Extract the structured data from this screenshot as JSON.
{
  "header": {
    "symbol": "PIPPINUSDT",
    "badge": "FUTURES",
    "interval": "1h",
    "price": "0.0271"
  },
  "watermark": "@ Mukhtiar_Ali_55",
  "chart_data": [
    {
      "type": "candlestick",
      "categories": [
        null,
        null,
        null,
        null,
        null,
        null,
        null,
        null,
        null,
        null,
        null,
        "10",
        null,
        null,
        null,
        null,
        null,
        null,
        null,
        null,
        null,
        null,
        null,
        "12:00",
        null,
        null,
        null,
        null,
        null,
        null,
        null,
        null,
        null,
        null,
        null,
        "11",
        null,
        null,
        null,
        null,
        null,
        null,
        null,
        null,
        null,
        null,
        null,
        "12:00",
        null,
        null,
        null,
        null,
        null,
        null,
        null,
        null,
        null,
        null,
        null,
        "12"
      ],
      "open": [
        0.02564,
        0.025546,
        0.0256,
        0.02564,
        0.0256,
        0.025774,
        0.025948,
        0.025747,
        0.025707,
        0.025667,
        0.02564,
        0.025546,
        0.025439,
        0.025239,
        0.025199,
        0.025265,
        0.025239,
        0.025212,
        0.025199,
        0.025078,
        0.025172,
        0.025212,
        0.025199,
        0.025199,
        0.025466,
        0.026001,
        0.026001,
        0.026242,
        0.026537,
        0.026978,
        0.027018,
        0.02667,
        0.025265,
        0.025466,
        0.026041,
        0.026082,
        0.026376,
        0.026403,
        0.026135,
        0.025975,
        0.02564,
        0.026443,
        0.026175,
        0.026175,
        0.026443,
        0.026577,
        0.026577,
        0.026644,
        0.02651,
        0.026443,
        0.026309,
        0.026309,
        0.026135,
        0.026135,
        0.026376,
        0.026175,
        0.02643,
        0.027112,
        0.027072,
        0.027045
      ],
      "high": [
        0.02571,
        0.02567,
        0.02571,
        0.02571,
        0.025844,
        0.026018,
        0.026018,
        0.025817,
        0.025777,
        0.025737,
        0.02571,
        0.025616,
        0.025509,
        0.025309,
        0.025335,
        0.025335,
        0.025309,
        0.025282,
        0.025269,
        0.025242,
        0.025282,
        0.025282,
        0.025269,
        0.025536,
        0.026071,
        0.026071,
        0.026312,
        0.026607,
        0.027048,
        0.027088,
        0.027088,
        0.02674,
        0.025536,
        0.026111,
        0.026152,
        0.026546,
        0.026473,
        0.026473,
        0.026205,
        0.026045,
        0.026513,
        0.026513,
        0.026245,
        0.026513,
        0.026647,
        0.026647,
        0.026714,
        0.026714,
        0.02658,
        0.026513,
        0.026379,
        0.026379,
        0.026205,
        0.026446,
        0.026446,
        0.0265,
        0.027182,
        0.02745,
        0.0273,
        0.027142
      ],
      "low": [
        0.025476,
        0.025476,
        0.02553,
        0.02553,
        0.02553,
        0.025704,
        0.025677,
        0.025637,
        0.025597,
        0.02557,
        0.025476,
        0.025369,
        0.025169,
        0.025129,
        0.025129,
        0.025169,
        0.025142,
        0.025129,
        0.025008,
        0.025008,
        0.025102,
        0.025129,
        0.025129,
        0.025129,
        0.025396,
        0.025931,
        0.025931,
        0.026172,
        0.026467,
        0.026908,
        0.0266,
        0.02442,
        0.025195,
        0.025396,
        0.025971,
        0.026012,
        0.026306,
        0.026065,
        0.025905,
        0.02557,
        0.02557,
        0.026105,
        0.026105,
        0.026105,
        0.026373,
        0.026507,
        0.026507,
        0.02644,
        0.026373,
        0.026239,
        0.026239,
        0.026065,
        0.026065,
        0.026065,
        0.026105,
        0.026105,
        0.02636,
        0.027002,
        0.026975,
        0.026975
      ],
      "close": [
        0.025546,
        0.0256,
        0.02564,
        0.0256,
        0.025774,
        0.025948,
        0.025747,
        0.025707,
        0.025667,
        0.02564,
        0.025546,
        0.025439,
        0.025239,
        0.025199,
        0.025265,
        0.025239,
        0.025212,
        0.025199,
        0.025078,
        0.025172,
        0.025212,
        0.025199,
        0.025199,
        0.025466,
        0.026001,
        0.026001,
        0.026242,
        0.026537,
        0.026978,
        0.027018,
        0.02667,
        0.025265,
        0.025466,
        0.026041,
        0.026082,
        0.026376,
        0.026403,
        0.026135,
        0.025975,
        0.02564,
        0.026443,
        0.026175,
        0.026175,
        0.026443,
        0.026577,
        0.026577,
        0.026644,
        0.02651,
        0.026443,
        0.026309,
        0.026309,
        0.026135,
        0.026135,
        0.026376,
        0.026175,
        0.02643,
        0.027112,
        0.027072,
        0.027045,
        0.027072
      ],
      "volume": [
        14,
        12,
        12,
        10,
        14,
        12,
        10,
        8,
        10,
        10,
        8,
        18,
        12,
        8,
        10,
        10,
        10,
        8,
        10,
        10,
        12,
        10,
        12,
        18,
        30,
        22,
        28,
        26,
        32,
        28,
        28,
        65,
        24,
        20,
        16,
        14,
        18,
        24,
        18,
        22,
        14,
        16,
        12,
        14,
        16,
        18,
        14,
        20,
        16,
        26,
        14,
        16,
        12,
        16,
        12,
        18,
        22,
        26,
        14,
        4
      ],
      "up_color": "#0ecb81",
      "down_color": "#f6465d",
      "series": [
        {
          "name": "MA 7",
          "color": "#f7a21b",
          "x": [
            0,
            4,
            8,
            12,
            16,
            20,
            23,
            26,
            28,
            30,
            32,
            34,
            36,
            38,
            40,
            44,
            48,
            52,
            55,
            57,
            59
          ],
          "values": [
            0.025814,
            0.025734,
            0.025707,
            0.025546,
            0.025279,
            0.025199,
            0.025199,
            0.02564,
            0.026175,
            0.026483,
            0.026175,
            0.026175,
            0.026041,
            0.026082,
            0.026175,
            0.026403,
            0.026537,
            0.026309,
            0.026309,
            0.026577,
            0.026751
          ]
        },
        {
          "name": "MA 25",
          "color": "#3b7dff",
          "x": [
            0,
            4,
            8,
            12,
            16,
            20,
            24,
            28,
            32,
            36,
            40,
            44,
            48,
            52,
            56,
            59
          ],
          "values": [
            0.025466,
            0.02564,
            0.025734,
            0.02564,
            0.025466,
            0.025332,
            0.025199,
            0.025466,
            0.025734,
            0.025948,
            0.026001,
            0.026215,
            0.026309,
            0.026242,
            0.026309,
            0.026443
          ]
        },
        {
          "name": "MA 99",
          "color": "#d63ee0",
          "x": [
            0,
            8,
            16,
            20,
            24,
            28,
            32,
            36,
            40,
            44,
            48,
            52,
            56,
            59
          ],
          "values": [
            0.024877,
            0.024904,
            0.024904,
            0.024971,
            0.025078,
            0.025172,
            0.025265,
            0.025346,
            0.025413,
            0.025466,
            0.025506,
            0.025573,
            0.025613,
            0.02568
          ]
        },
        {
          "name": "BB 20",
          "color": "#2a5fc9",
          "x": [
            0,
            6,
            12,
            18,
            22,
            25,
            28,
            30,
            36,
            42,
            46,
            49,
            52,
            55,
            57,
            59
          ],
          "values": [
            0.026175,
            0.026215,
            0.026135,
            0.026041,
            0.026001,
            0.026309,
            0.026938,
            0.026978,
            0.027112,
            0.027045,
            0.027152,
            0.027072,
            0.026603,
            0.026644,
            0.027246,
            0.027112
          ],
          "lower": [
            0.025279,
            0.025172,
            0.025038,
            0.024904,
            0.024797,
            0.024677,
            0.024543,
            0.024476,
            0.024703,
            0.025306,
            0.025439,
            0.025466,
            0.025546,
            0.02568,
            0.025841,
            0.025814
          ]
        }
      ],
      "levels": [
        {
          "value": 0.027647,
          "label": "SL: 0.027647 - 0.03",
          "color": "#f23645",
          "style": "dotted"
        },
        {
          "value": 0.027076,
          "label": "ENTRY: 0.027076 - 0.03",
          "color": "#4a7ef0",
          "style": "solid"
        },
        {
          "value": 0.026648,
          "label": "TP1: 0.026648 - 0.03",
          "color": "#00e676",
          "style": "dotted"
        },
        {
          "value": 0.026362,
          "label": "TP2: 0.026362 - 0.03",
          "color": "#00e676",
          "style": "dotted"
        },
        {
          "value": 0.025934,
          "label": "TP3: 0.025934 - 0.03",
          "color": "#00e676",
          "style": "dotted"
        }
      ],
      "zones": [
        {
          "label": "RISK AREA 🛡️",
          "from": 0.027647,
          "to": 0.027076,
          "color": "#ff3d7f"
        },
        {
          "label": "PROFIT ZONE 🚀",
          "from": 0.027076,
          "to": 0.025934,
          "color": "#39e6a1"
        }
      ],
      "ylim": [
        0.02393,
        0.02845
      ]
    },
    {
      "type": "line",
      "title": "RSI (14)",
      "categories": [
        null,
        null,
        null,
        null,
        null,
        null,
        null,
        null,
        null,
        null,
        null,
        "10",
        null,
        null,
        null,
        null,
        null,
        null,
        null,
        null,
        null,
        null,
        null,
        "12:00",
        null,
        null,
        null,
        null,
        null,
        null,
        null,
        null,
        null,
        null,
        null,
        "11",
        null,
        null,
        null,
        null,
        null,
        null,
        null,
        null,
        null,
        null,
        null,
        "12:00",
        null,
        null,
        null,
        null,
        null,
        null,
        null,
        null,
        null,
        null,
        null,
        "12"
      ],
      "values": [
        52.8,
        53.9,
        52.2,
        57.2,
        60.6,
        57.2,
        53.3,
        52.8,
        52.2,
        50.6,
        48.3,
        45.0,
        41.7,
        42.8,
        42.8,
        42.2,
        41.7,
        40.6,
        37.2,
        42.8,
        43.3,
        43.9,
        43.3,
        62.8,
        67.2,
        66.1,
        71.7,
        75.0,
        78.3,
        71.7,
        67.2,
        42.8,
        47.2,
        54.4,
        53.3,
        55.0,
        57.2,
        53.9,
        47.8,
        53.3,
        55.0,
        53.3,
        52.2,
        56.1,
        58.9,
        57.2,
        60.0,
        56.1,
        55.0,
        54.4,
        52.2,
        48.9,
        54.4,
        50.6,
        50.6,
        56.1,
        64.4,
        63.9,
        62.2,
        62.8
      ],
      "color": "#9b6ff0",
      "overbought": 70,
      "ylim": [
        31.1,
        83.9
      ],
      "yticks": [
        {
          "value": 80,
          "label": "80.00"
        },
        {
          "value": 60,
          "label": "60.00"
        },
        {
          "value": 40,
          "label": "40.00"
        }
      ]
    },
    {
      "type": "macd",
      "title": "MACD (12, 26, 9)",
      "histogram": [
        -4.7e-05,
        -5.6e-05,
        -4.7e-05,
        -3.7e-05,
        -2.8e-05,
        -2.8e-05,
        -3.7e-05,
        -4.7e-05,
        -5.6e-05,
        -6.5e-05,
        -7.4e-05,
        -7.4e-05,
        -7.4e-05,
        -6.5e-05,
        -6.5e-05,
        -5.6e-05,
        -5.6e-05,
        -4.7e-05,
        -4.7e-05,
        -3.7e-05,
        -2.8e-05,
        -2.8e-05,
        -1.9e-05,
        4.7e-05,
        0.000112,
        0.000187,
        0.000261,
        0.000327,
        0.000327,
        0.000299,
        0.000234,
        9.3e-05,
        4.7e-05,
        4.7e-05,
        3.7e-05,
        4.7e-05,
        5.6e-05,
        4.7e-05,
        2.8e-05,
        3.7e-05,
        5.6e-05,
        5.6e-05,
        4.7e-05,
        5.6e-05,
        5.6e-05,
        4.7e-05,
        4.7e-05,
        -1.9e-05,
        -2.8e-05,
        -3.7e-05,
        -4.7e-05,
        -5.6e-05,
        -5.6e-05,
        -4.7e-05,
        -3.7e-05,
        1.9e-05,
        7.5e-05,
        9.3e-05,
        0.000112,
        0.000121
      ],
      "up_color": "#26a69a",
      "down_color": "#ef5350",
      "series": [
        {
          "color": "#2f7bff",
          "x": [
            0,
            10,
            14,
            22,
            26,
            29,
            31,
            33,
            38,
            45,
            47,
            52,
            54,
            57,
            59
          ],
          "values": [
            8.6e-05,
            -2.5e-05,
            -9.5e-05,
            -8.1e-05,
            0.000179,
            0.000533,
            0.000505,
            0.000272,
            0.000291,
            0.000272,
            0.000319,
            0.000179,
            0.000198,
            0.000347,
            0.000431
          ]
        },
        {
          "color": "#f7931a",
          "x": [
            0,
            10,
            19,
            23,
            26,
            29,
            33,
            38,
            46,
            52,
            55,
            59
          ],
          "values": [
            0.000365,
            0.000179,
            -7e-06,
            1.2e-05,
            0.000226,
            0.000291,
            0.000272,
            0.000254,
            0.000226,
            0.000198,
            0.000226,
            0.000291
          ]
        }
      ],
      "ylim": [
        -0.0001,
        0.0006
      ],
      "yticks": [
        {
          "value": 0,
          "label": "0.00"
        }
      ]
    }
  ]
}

AIM: Extract all lines of the records above that include "type".

ANSWER FOR THIS EXERCISE:
      "type": "candlestick",
      "type": "line",
      "type": "macd",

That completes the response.